### Extrait du texte

Une place sous-estimée 

La place des femmes à la chasse a possiblement été sous-estimée et de plus en plus de découvertes en archéologie relativisent le tout. L’ouvrage Lady Sapiens, qui se veut une enquête sur la femme au temps de la Préhistoire, révèle qu’elles maîtrisaient de nombreux savoirs, dont ceux reliés à l’art de la chasse. À l’époque des clubs privés de chasse et pêche, il arrivait même durant un automne que plus de 50 % des orignaux étaient déjoués par des chasseuses.  

Aujourd’hui, les femmes chassent et pêchent surtout pour passer du temps de qualité en forêt, pour se ressourcer et pour connaître la traçabilité de ce qui se retrouvera dans leur assiette en y ayant participé. Un nombre significatif de femmes consacrent dorénavant beaucoup d’heures à leurs activités et leur présence dynamique amène l’industrie à développer de l’équipement, du linge et des forfaits spécifiques à elles. Lors de ma récente formation en avril 2025 auprès d’un groupe de femmes, quelques-unes d’entre elles m’ont signifié que c’était elles qui avaient initié leurs nouveaux conjoints à la chasse et à la pêche. Cette perspective illustre avec justesse que les mentalités ont bien changé et que c’est très beau d’assister à cette dimension dans la poursuite de nos traditions.

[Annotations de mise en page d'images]

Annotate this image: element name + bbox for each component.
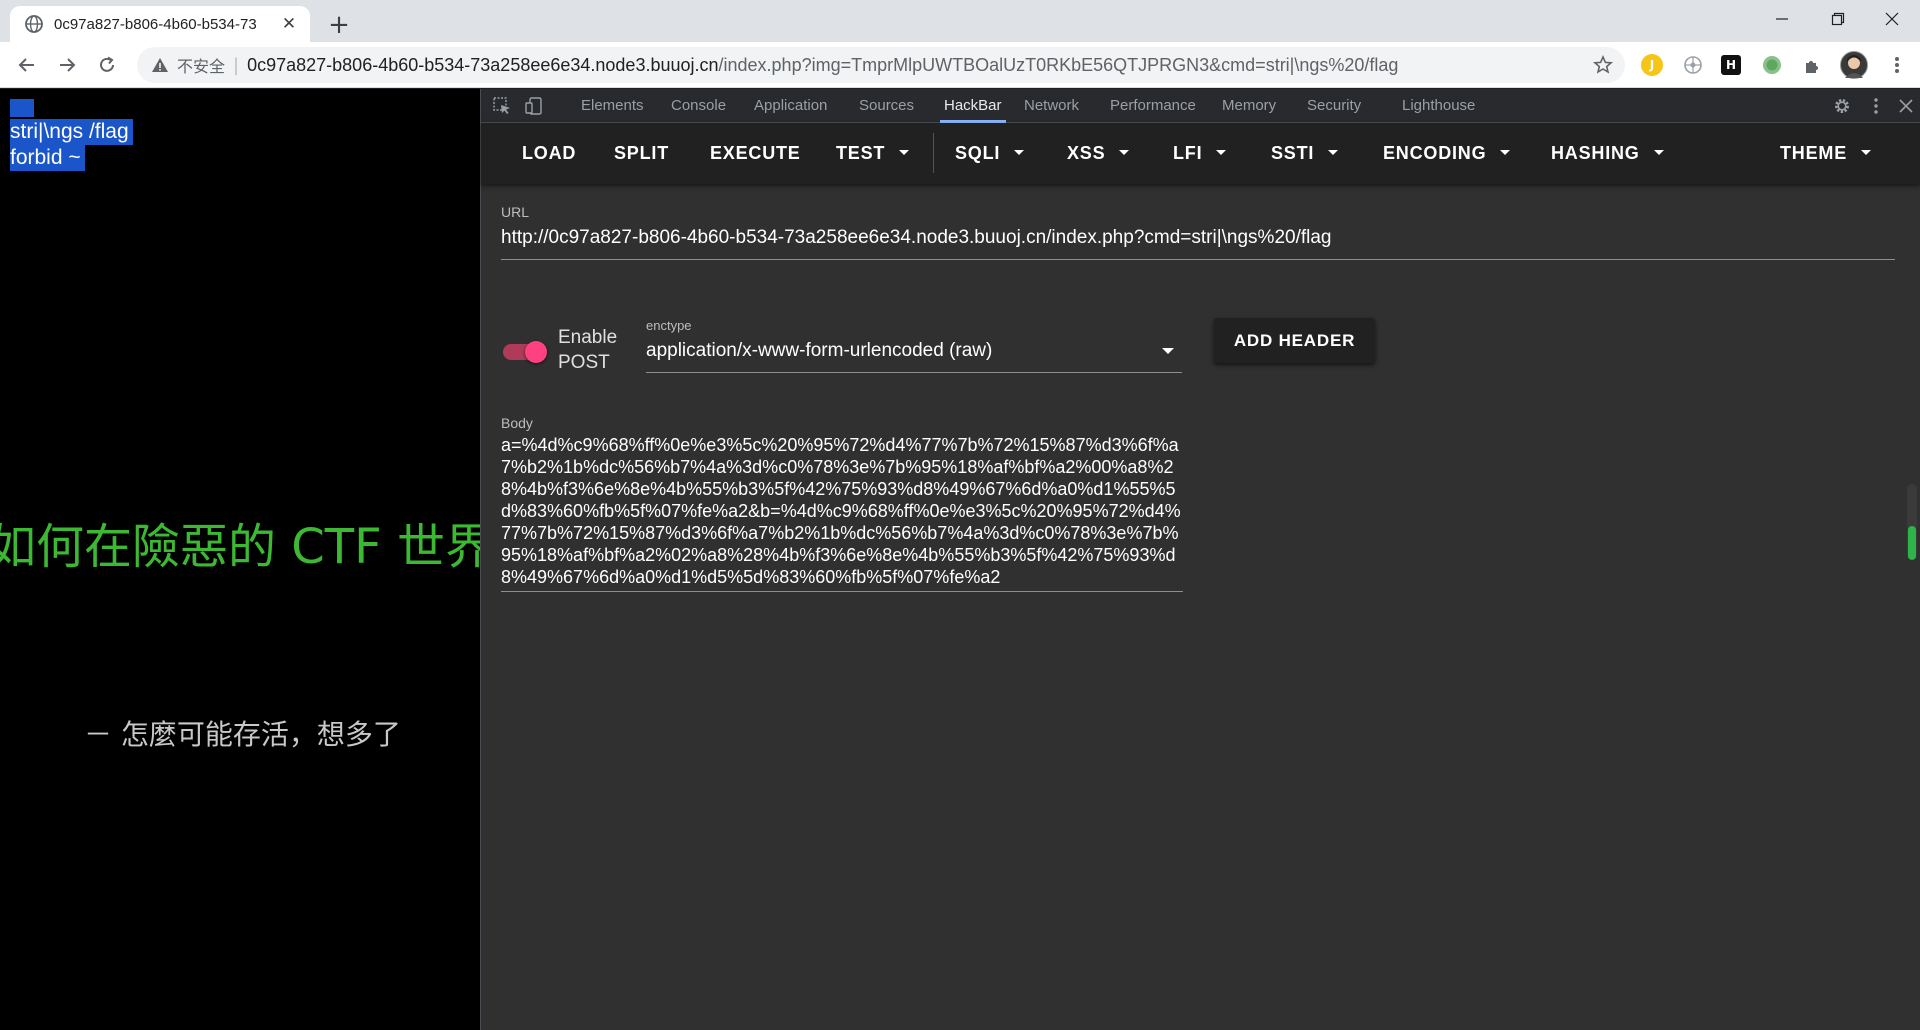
chevron-down-icon (1014, 149, 1025, 155)
more-options-icon[interactable] (1865, 95, 1887, 117)
globe-icon (25, 15, 43, 33)
broken-image-icon (10, 99, 34, 117)
enctype-value: application/x-www-form-urlencoded (raw) (646, 340, 993, 361)
toolbar-divider (933, 133, 934, 173)
lfi-label: LFI (1173, 143, 1203, 163)
enable-post-toggle[interactable] (503, 341, 549, 363)
dropdown-arrow-icon (1162, 348, 1174, 354)
close-icon[interactable]: ✕ (278, 13, 300, 35)
url-separator: | (233, 54, 240, 76)
enctype-select[interactable]: application/x-www-form-urlencoded (raw) (646, 337, 1182, 373)
extension-green-icon[interactable] (1761, 54, 1783, 76)
load-button[interactable]: LOAD (522, 123, 576, 184)
output-line-command: stri|\ngs /flag (10, 119, 133, 145)
security-label[interactable]: 不安全 (177, 53, 225, 77)
chevron-down-icon (1216, 149, 1227, 155)
chevron-down-icon (1861, 149, 1871, 155)
enctype-label: enctype (646, 318, 692, 333)
tab-strip: 0c97a827-b806-4b60-b534-73 ✕ + (0, 0, 1920, 42)
star-icon[interactable] (1593, 55, 1613, 75)
page-viewport: stri|\ngs /flag forbid ~ 如何在險惡的 CTF 世界 －… (0, 89, 480, 1030)
ssti-label: SSTI (1271, 143, 1315, 163)
minimize-icon[interactable] (1754, 0, 1810, 38)
encoding-menu-button[interactable]: ENCODING (1383, 123, 1511, 184)
xss-menu-button[interactable]: XSS (1067, 123, 1130, 184)
theme-label: THEME (1780, 143, 1847, 163)
extension-h-icon[interactable]: H (1721, 55, 1741, 75)
browser-tab[interactable]: 0c97a827-b806-4b60-b534-73 ✕ (10, 6, 310, 42)
tab-performance[interactable]: Performance (1110, 89, 1196, 123)
plus-icon[interactable]: + (323, 9, 355, 41)
tab-sources[interactable]: Sources (859, 89, 914, 123)
scroll-indicator[interactable] (1907, 484, 1917, 560)
page-title: 如何在險惡的 CTF 世界 (0, 519, 480, 575)
devtools-tabbar: Elements Console Application Sources Hac… (481, 89, 1920, 123)
execute-button[interactable]: EXECUTE (710, 123, 801, 184)
window-close-icon[interactable] (1864, 0, 1920, 38)
restore-icon[interactable] (1810, 0, 1866, 38)
warning-icon (152, 58, 168, 72)
avatar[interactable] (1840, 51, 1868, 79)
chevron-down-icon (1328, 149, 1339, 155)
url-label: URL (501, 204, 530, 220)
tab-network[interactable]: Network (1024, 89, 1079, 123)
sqli-menu-button[interactable]: SQLI (955, 123, 1025, 184)
scroll-indicator-fill (1908, 525, 1916, 560)
hackbar-toolbar: LOAD SPLIT EXECUTE TEST SQLI XSS LFI SST… (481, 123, 1920, 184)
url-text[interactable]: 0c97a827-b806-4b60-b534-73a258ee6e34.nod… (247, 55, 1625, 76)
tab-title: 0c97a827-b806-4b60-b534-73 (54, 15, 257, 33)
split-button[interactable]: SPLIT (614, 123, 669, 184)
add-header-button[interactable]: ADD HEADER (1214, 318, 1375, 363)
theme-menu-button[interactable]: THEME (1780, 123, 1871, 184)
tab-security[interactable]: Security (1307, 89, 1361, 123)
ssti-menu-button[interactable]: SSTI (1271, 123, 1339, 184)
test-label: TEST (836, 143, 886, 163)
chevron-down-icon (1653, 149, 1664, 155)
enable-post-label-line2: POST (558, 352, 610, 373)
devtools-panel: Elements Console Application Sources Hac… (480, 89, 1920, 1030)
devtools-close-icon[interactable] (1895, 95, 1917, 117)
toggle-thumb (525, 341, 547, 363)
hashing-menu-button[interactable]: HASHING (1551, 123, 1664, 184)
sqli-label: SQLI (955, 143, 1001, 163)
chevron-down-icon (1500, 149, 1511, 155)
extension-flower-icon[interactable] (1682, 54, 1704, 76)
inspect-icon[interactable] (491, 95, 513, 117)
test-menu-button[interactable]: TEST (836, 123, 910, 184)
lfi-menu-button[interactable]: LFI (1173, 123, 1227, 184)
url-input[interactable]: http://0c97a827-b806-4b60-b534-73a258ee6… (501, 224, 1895, 260)
browser-toolbar: 不安全 | 0c97a827-b806-4b60-b534-73a258ee6e… (0, 42, 1920, 88)
xss-label: XSS (1067, 143, 1106, 163)
output-line-forbid: forbid ~ (10, 145, 85, 171)
body-label: Body (501, 415, 533, 431)
back-icon[interactable] (10, 48, 44, 82)
tab-console[interactable]: Console (671, 89, 726, 123)
chevron-down-icon (1119, 149, 1130, 155)
page-quote: － 怎麼可能存活，想多了 (84, 718, 401, 751)
gear-icon[interactable] (1831, 95, 1853, 117)
tab-hackbar[interactable]: HackBar (940, 89, 1006, 123)
encoding-label: ENCODING (1383, 143, 1487, 163)
device-toolbar-icon[interactable] (523, 95, 545, 117)
reload-icon[interactable] (90, 48, 124, 82)
tab-memory[interactable]: Memory (1222, 89, 1276, 123)
extension-j-icon[interactable]: J (1641, 54, 1663, 76)
tab-application[interactable]: Application (754, 89, 827, 123)
extensions-icon[interactable] (1801, 54, 1823, 76)
enable-post-label: Enable POST (558, 325, 617, 375)
url-path: /index.php?img=TmprMlpUWTBOalUzT0RKbE56Q… (718, 54, 1399, 75)
chevron-down-icon (899, 149, 910, 155)
tab-elements[interactable]: Elements (581, 89, 644, 123)
body-textarea[interactable]: a=%4d%c9%68%ff%0e%e3%5c%20%95%72%d4%77%7… (501, 434, 1183, 592)
forward-icon[interactable] (50, 48, 84, 82)
menu-icon[interactable] (1880, 48, 1914, 82)
tab-lighthouse[interactable]: Lighthouse (1402, 89, 1475, 123)
address-bar[interactable]: 不安全 | 0c97a827-b806-4b60-b534-73a258ee6e… (137, 47, 1625, 83)
url-host: 0c97a827-b806-4b60-b534-73a258ee6e34.nod… (247, 54, 719, 75)
enable-post-label-line1: Enable (558, 327, 618, 348)
hashing-label: HASHING (1551, 143, 1640, 163)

### Court exercice 1
Recopiez le passage de l'extrait sur la place des femmes à la chasse qui commence par « La place des » et se termine par « par des chasseuses. ».
### Court exercice 2
D'après l'extrait sur la place des femmes à la chasse, quelle part des orignaux était parfois déjouée par des chasseuses au cours d'un automne, à l'époque des clubs privés de chasse et pêche ?
### Court exercice 3
Énumérez toutes les raisons pour lesquelles, selon l'extrait sur la place des femmes à la chasse, les femmes chassent et pêchent surtout aujourd'hui.

### Résultat correct 1
La place des femmes à la chasse a possiblement été sous-estimée et de plus en plus de découvertes en archéologie relativisent le tout. L’ouvrage Lady Sapiens, qui se veut une enquête sur la femme au temps de la Préhistoire, révèle qu’elles maîtrisaient de nombreux savoirs, dont ceux reliés à l’art de la chasse. À l’époque des clubs privés de chasse et pêche, il arrivait même durant un automne que plus de 50 % des orignaux étaient déjoués par des chasseuses.

### Résultat correct 2
Plus de 50 %.

### Résultat correct 3
- Passer du temps de qualité en forêt
- Se ressourcer
- Connaître la traçabilité de ce qui se retrouvera dans leur assiette en y ayant participé